Task details:
What is the number of lines that include the word "here"? Provide only that figure.

Data extracted from a collection:

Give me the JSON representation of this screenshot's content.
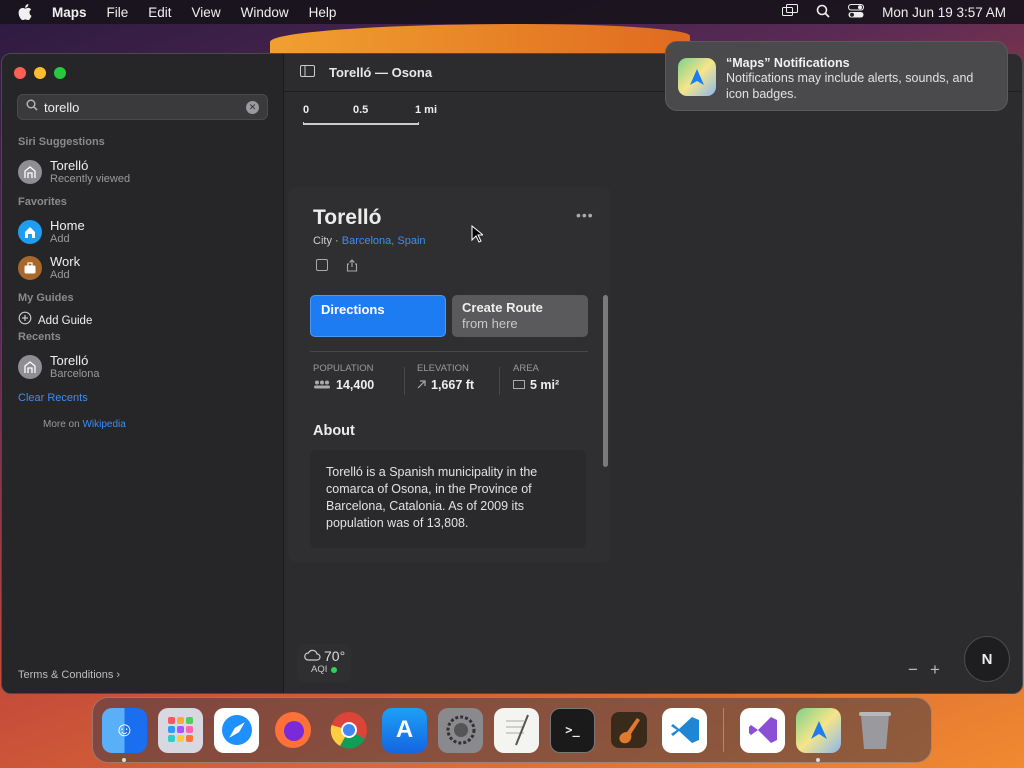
{
  "menubar": {
    "app_name": "Maps",
    "menus": [
      "File",
      "Edit",
      "View",
      "Window",
      "Help"
    ],
    "clock": "Mon Jun 19  3:57 AM"
  },
  "sidebar": {
    "search_value": "torello",
    "siri_title": "Siri Suggestions",
    "siri_item": {
      "title": "Torelló",
      "subtitle": "Recently viewed"
    },
    "favorites_title": "Favorites",
    "home": {
      "title": "Home",
      "subtitle": "Add"
    },
    "work": {
      "title": "Work",
      "subtitle": "Add"
    },
    "guides_title": "My Guides",
    "add_guide": "Add Guide",
    "recents_title": "Recents",
    "recent_item": {
      "title": "Torelló",
      "subtitle": "Barcelona"
    },
    "clear_recents": "Clear Recents",
    "terms": "Terms & Conditions ›"
  },
  "main": {
    "window_title": "Torelló — Osona",
    "scale": [
      "0",
      "0.5",
      "1 mi"
    ],
    "card": {
      "name": "Torelló",
      "type": "City · ",
      "location": "Barcelona, Spain",
      "directions": "Directions",
      "route_title": "Create Route",
      "route_sub": "from here",
      "stats": [
        {
          "label": "POPULATION",
          "value": "14,400"
        },
        {
          "label": "ELEVATION",
          "value": "1,667 ft"
        },
        {
          "label": "AREA",
          "value": "5 mi²"
        }
      ],
      "about_title": "About",
      "about_text": "Torelló is a Spanish municipality in the comarca of Osona, in the Province of Barcelona, Catalonia. As of 2009 its population was of 13,808.",
      "more_on": "More on ",
      "wikipedia": "Wikipedia"
    },
    "weather": {
      "temp": "70°",
      "aqi": "AQI"
    },
    "compass": "N",
    "zoom_out": "−",
    "zoom_in": "+"
  },
  "notification": {
    "title": "“Maps” Notifications",
    "body": "Notifications may include alerts, sounds, and icon badges."
  },
  "colors": {
    "accent": "#1e7cf2",
    "link": "#3a8ef6"
  }
}
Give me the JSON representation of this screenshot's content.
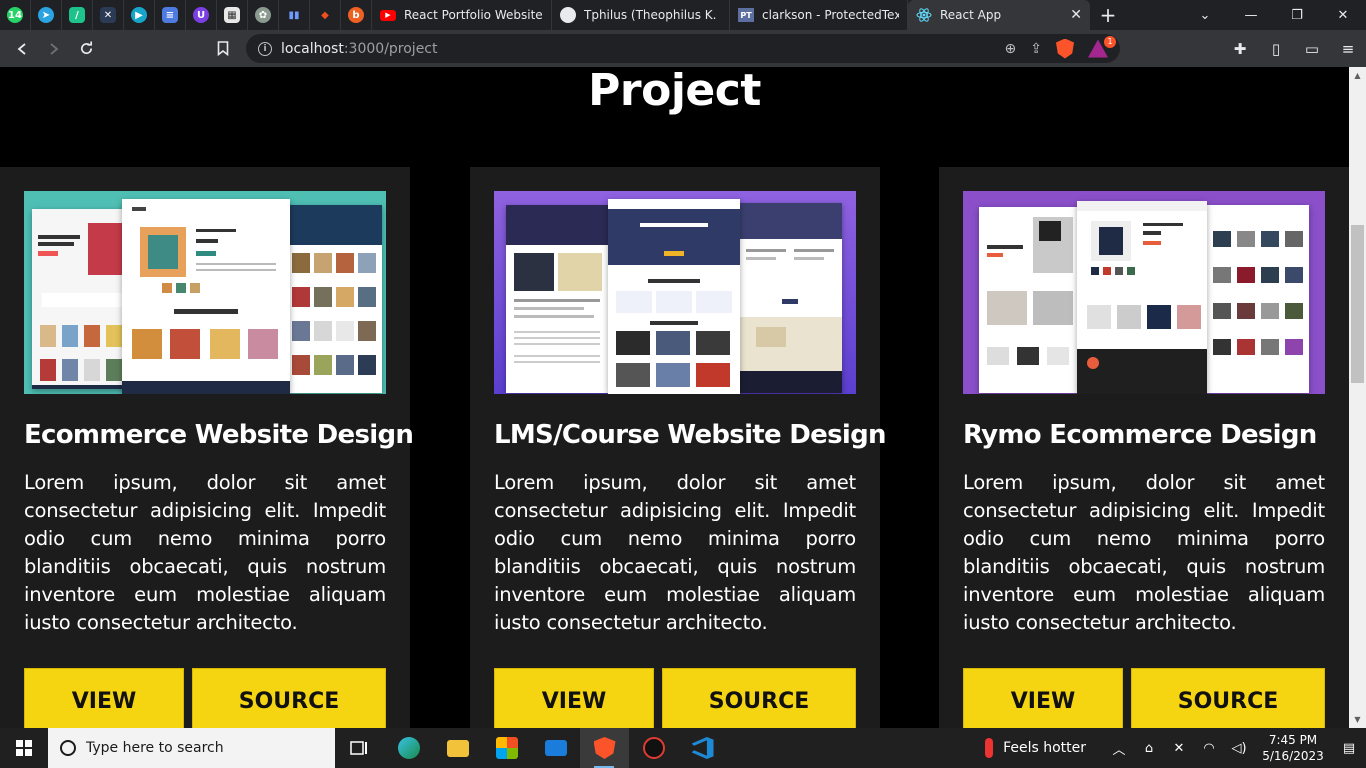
{
  "browser": {
    "pinned_tabs": [
      {
        "icon": "whatsapp-icon",
        "color": "#25d366",
        "glyph": "14"
      },
      {
        "icon": "telegram-icon",
        "color": "#2aa3e0",
        "glyph": "➤"
      },
      {
        "icon": "feather-icon",
        "color": "#1ec28b",
        "glyph": "/"
      },
      {
        "icon": "x-logo-icon",
        "color": "#3b5998",
        "glyph": "✕"
      },
      {
        "icon": "play-icon",
        "color": "#17a6c9",
        "glyph": "▶"
      },
      {
        "icon": "docs-icon",
        "color": "#4e7be0",
        "glyph": "≡"
      },
      {
        "icon": "shield-u-icon",
        "color": "#7b3fe4",
        "glyph": "U"
      },
      {
        "icon": "newspaper-icon",
        "color": "#e8e8e8",
        "glyph": "▦"
      },
      {
        "icon": "chatgpt-icon",
        "color": "#8a9a8e",
        "glyph": "✿"
      },
      {
        "icon": "analytics-icon",
        "color": "#3d6fd6",
        "glyph": "▮"
      },
      {
        "icon": "figma-icon",
        "color": "#f24e1e",
        "glyph": "◆"
      },
      {
        "icon": "bitly-icon",
        "color": "#ee6123",
        "glyph": "b"
      }
    ],
    "tabs": [
      {
        "title": "React Portfolio Website Tut",
        "icon": "youtube-icon",
        "active": false
      },
      {
        "title": "Tphilus (Theophilus K. Dadz",
        "icon": "github-icon",
        "active": false
      },
      {
        "title": "clarkson - ProtectedText",
        "icon": "protectedtext-icon",
        "active": false
      },
      {
        "title": "React App",
        "icon": "react-icon",
        "active": true
      }
    ],
    "new_tab_label": "+",
    "url_host": "localhost",
    "url_path": ":3000/project",
    "rewards_badge": "1"
  },
  "page": {
    "section_title": "Project",
    "projects": [
      {
        "title": "Ecommerce Website Design",
        "description": "Lorem ipsum, dolor sit amet consectetur adipisicing elit. Impedit odio cum nemo minima porro blanditiis obcaecati, quis nostrum inventore eum molestiae aliquam iusto consectetur architecto.",
        "view_label": "VIEW",
        "source_label": "SOURCE",
        "thumb_bg": "#4fbfb4"
      },
      {
        "title": "LMS/Course Website Design",
        "description": "Lorem ipsum, dolor sit amet consectetur adipisicing elit. Impedit odio cum nemo minima porro blanditiis obcaecati, quis nostrum inventore eum molestiae aliquam iusto consectetur architecto.",
        "view_label": "VIEW",
        "source_label": "SOURCE",
        "thumb_bg": "#7c55d8"
      },
      {
        "title": "Rymo Ecommerce Design",
        "description": "Lorem ipsum, dolor sit amet consectetur adipisicing elit. Impedit odio cum nemo minima porro blanditiis obcaecati, quis nostrum inventore eum molestiae aliquam iusto consectetur architecto.",
        "view_label": "VIEW",
        "source_label": "SOURCE",
        "thumb_bg": "#8a4fc9"
      }
    ]
  },
  "taskbar": {
    "search_placeholder": "Type here to search",
    "weather_text": "Feels hotter",
    "time": "7:45 PM",
    "date": "5/16/2023"
  },
  "colors": {
    "accent_button": "#f5d511",
    "card_bg": "#1c1c1c",
    "page_bg": "#000000"
  }
}
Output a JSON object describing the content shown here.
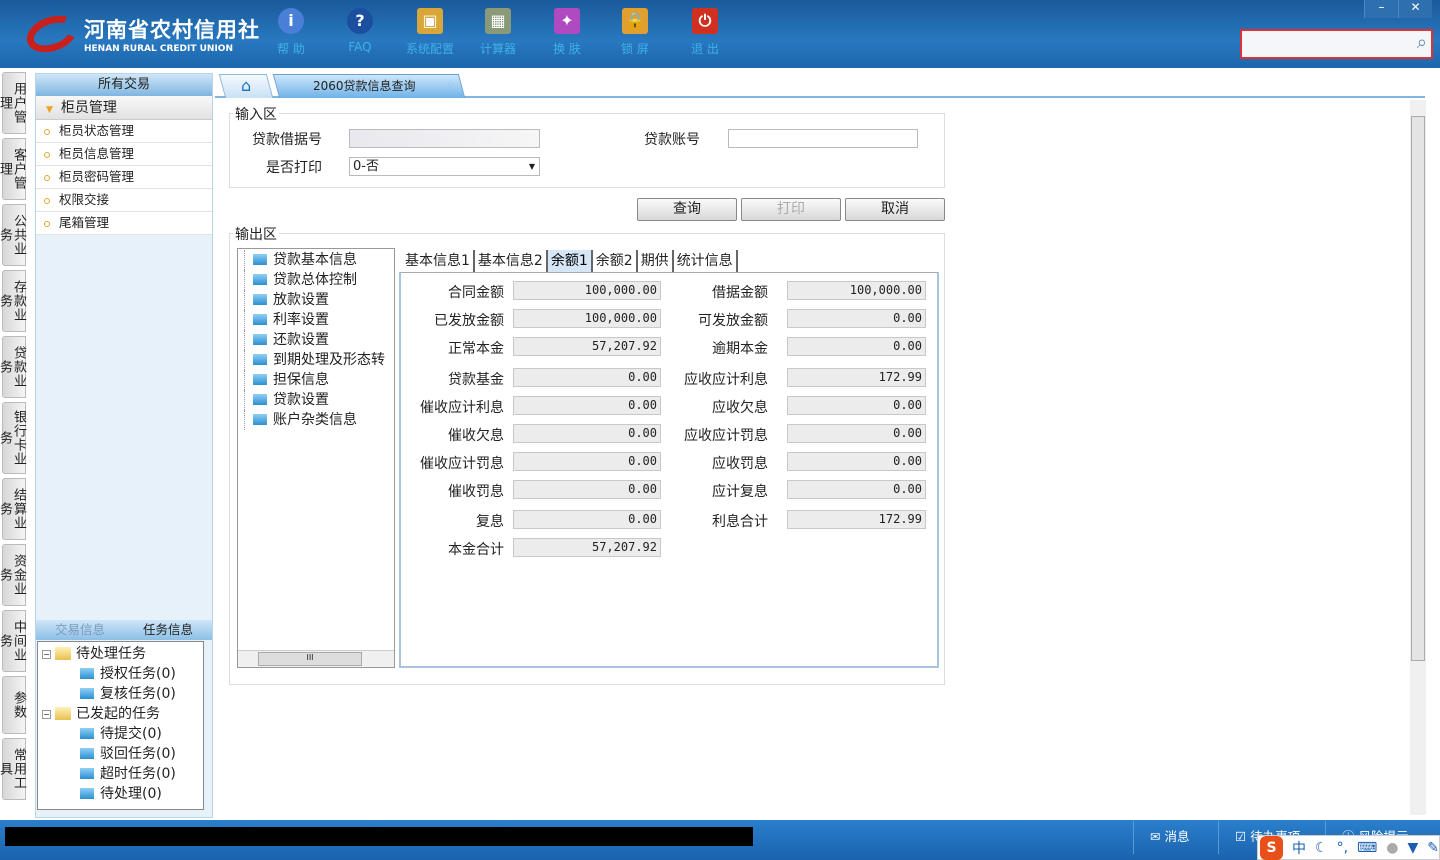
{
  "header": {
    "logo_cn": "河南省农村信用社",
    "logo_en": "HENAN RURAL CREDIT UNION",
    "tools": [
      {
        "label": "帮 助",
        "icon": "info-icon",
        "color": "#4a7fd8",
        "glyph": "i"
      },
      {
        "label": "FAQ",
        "icon": "help-icon",
        "color": "#1c4fa0",
        "glyph": "?"
      },
      {
        "label": "系统配置",
        "icon": "toolbox-icon",
        "color": "#d9a63a",
        "glyph": "▣"
      },
      {
        "label": "计算器",
        "icon": "calculator-icon",
        "color": "#8a9a78",
        "glyph": "▦"
      },
      {
        "label": "换 肤",
        "icon": "skin-shirt-icon",
        "color": "#b04ac0",
        "glyph": "✦"
      },
      {
        "label": "锁 屏",
        "icon": "lock-icon",
        "color": "#e0a030",
        "glyph": "🔒"
      },
      {
        "label": "退 出",
        "icon": "power-icon",
        "color": "#d03020",
        "glyph": "⏻"
      }
    ],
    "window": [
      "–",
      "✕"
    ]
  },
  "vtabs": [
    "用户管理",
    "客户管理",
    "公共业务",
    "存款业务",
    "贷款业务",
    "银行卡业务",
    "结算业务",
    "资金业务",
    "中间业务",
    "参数",
    "常用工具"
  ],
  "sidebar": {
    "title": "所有交易",
    "group": "柜员管理",
    "items": [
      "柜员状态管理",
      "柜员信息管理",
      "柜员密码管理",
      "权限交接",
      "尾箱管理"
    ],
    "tabs": [
      "交易信息",
      "任务信息"
    ],
    "tasks": [
      {
        "label": "待处理任务",
        "children": [
          "授权任务(0)",
          "复核任务(0)"
        ]
      },
      {
        "label": "已发起的任务",
        "children": [
          "待提交(0)",
          "驳回任务(0)",
          "超时任务(0)",
          "待处理(0)"
        ]
      }
    ]
  },
  "tabs": {
    "home_icon": "⌂",
    "active": "2060贷款信息查询",
    "close": "×"
  },
  "input": {
    "legend": "输入区",
    "loan_no_label": "贷款借据号",
    "loan_acct_label": "贷款账号",
    "print_label": "是否打印",
    "print_value": "0-否"
  },
  "buttons": {
    "query": "查询",
    "print": "打印",
    "cancel": "取消"
  },
  "output": {
    "legend": "输出区",
    "tree": [
      "贷款基本信息",
      "贷款总体控制",
      "放款设置",
      "利率设置",
      "还款设置",
      "到期处理及形态转",
      "担保信息",
      "贷款设置",
      "账户杂类信息"
    ],
    "tabs": [
      "基本信息1",
      "基本信息2",
      "余额1",
      "余额2",
      "期供",
      "统计信息"
    ],
    "active_tab": 2,
    "rows": [
      [
        [
          "合同金额",
          "100,000.00"
        ],
        [
          "借据金额",
          "100,000.00"
        ]
      ],
      [
        [
          "已发放金额",
          "100,000.00"
        ],
        [
          "可发放金额",
          "0.00"
        ]
      ],
      [
        [
          "正常本金",
          "57,207.92"
        ],
        [
          "逾期本金",
          "0.00"
        ]
      ],
      [
        [
          "贷款基金",
          "0.00"
        ],
        [
          "应收应计利息",
          "172.99"
        ]
      ],
      [
        [
          "催收应计利息",
          "0.00"
        ],
        [
          "应收欠息",
          "0.00"
        ]
      ],
      [
        [
          "催收欠息",
          "0.00"
        ],
        [
          "应收应计罚息",
          "0.00"
        ]
      ],
      [
        [
          "催收应计罚息",
          "0.00"
        ],
        [
          "应收罚息",
          "0.00"
        ]
      ],
      [
        [
          "催收罚息",
          "0.00"
        ],
        [
          "应计复息",
          "0.00"
        ]
      ],
      [
        [
          "复息",
          "0.00"
        ],
        [
          "利息合计",
          "172.99"
        ]
      ],
      [
        [
          "本金合计",
          "57,207.92"
        ]
      ]
    ]
  },
  "status": {
    "messages": "消息",
    "todo": "待办事项",
    "risk": "风险提示"
  },
  "ime": {
    "lang": "中"
  }
}
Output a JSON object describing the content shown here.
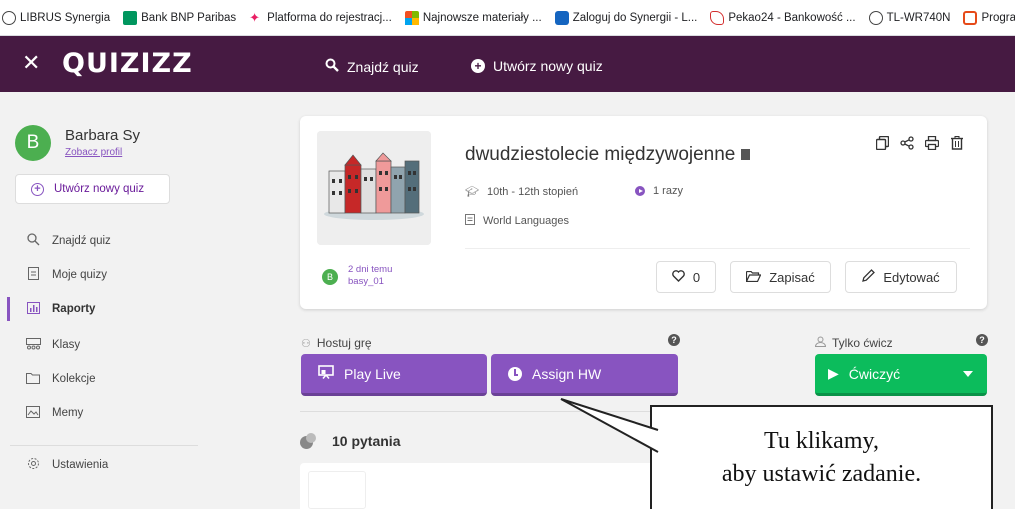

Result of this exercise:
4